[Stored records]
[BEGIN]

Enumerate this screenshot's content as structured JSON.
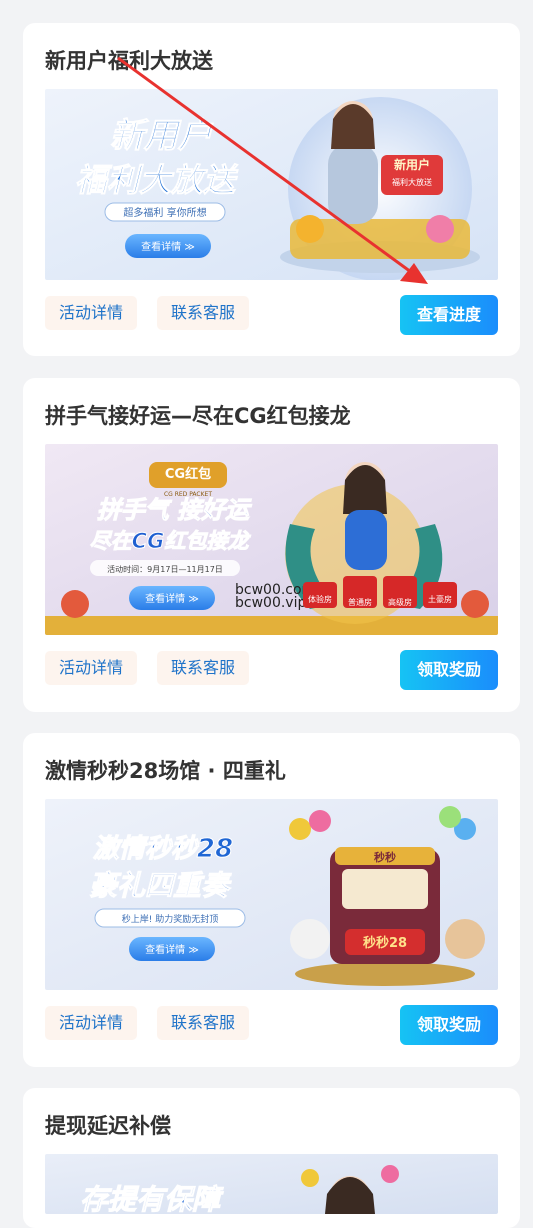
{
  "promotions": [
    {
      "title": "新用户福利大放送",
      "banner": {
        "headline_1": "新用户",
        "headline_2": "福利大放送",
        "tagline": "超多福利 享你所想",
        "button": "查看详情 ≫",
        "badge_1": "新用户",
        "badge_2": "福利大放送"
      },
      "details_label": "活动详情",
      "support_label": "联系客服",
      "action_label": "查看进度"
    },
    {
      "title": "拼手气接好运—尽在CG红包接龙",
      "banner": {
        "logo": "CG红包",
        "logo_sub": "CG RED PACKET",
        "headline_1": "拼手气 接好运",
        "headline_2": "尽在CG红包接龙",
        "date": "活动时间：9月17日—11月17日",
        "button": "查看详情 ≫",
        "watermark_1": "bcw00.com",
        "watermark_2": "bcw00.vip",
        "rooms": [
          "体验房",
          "普通房",
          "高级房",
          "土豪房"
        ]
      },
      "details_label": "活动详情",
      "support_label": "联系客服",
      "action_label": "领取奖励"
    },
    {
      "title": "激情秒秒28场馆 · 四重礼",
      "banner": {
        "headline_1": "激情秒秒28",
        "headline_2": "豪礼四重奏",
        "tagline": "秒上岸! 助力奖励无封顶",
        "button": "查看详情 ≫",
        "sign": "秒秒",
        "game_logo": "秒秒28"
      },
      "details_label": "活动详情",
      "support_label": "联系客服",
      "action_label": "领取奖励"
    },
    {
      "title": "提现延迟补偿",
      "banner": {
        "headline_1": "存提有保障"
      }
    }
  ],
  "colors": {
    "page_bg": "#f2f3f5",
    "card_bg": "#ffffff",
    "chip_bg": "#fdf4ee",
    "chip_text": "#1f73c9",
    "cta_gradient_start": "#16c3f4",
    "cta_gradient_end": "#1a8dfc",
    "annotation_arrow": "#e8322f"
  }
}
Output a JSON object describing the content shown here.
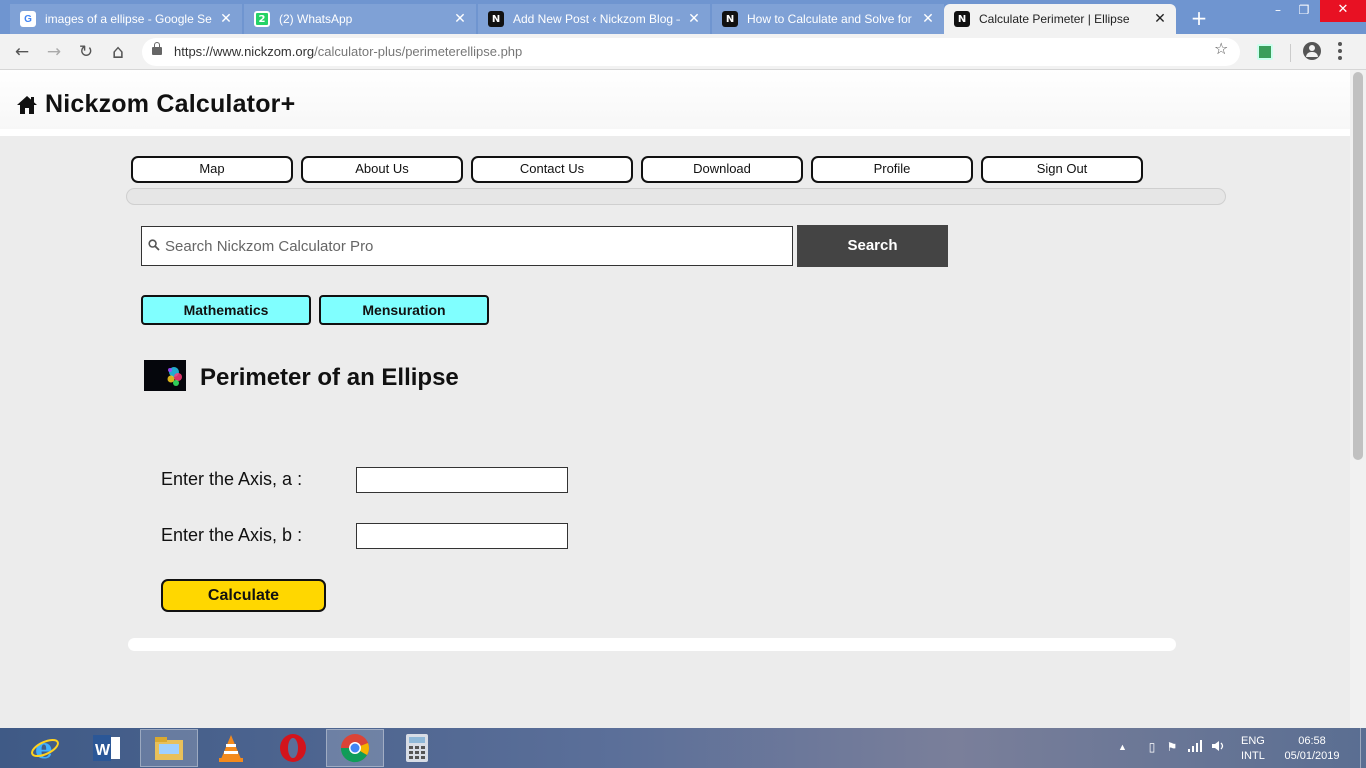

[END]

• **Aim of the task**: All the lines above are to be given again exactly as they read, with the pictures removed.

• **Result**:
Enumerate this screenshot's content as structured JSON.
{
  "promotions": [
    {
      "title": "新用户福利大放送",
      "banner": {
        "headline_1": "新用户",
        "headline_2": "福利大放送",
        "tagline": "超多福利 享你所想",
        "button": "查看详情 ≫",
        "badge_1": "新用户",
        "badge_2": "福利大放送"
      },
      "details_label": "活动详情",
      "support_label": "联系客服",
      "action_label": "查看进度"
    },
    {
      "title": "拼手气接好运—尽在CG红包接龙",
      "banner": {
        "logo": "CG红包",
        "logo_sub": "CG RED PACKET",
        "headline_1": "拼手气 接好运",
        "headline_2": "尽在CG红包接龙",
        "date": "活动时间：9月17日—11月17日",
        "button": "查看详情 ≫",
        "watermark_1": "bcw00.com",
        "watermark_2": "bcw00.vip",
        "rooms": [
          "体验房",
          "普通房",
          "高级房",
          "土豪房"
        ]
      },
      "details_label": "活动详情",
      "support_label": "联系客服",
      "action_label": "领取奖励"
    },
    {
      "title": "激情秒秒28场馆 · 四重礼",
      "banner": {
        "headline_1": "激情秒秒28",
        "headline_2": "豪礼四重奏",
        "tagline": "秒上岸! 助力奖励无封顶",
        "button": "查看详情 ≫",
        "sign": "秒秒",
        "game_logo": "秒秒28"
      },
      "details_label": "活动详情",
      "support_label": "联系客服",
      "action_label": "领取奖励"
    },
    {
      "title": "提现延迟补偿",
      "banner": {
        "headline_1": "存提有保障"
      }
    }
  ],
  "colors": {
    "page_bg": "#f2f3f5",
    "card_bg": "#ffffff",
    "chip_bg": "#fdf4ee",
    "chip_text": "#1f73c9",
    "cta_gradient_start": "#16c3f4",
    "cta_gradient_end": "#1a8dfc",
    "annotation_arrow": "#e8322f"
  }
}
Output a JSON object describing the content shown here.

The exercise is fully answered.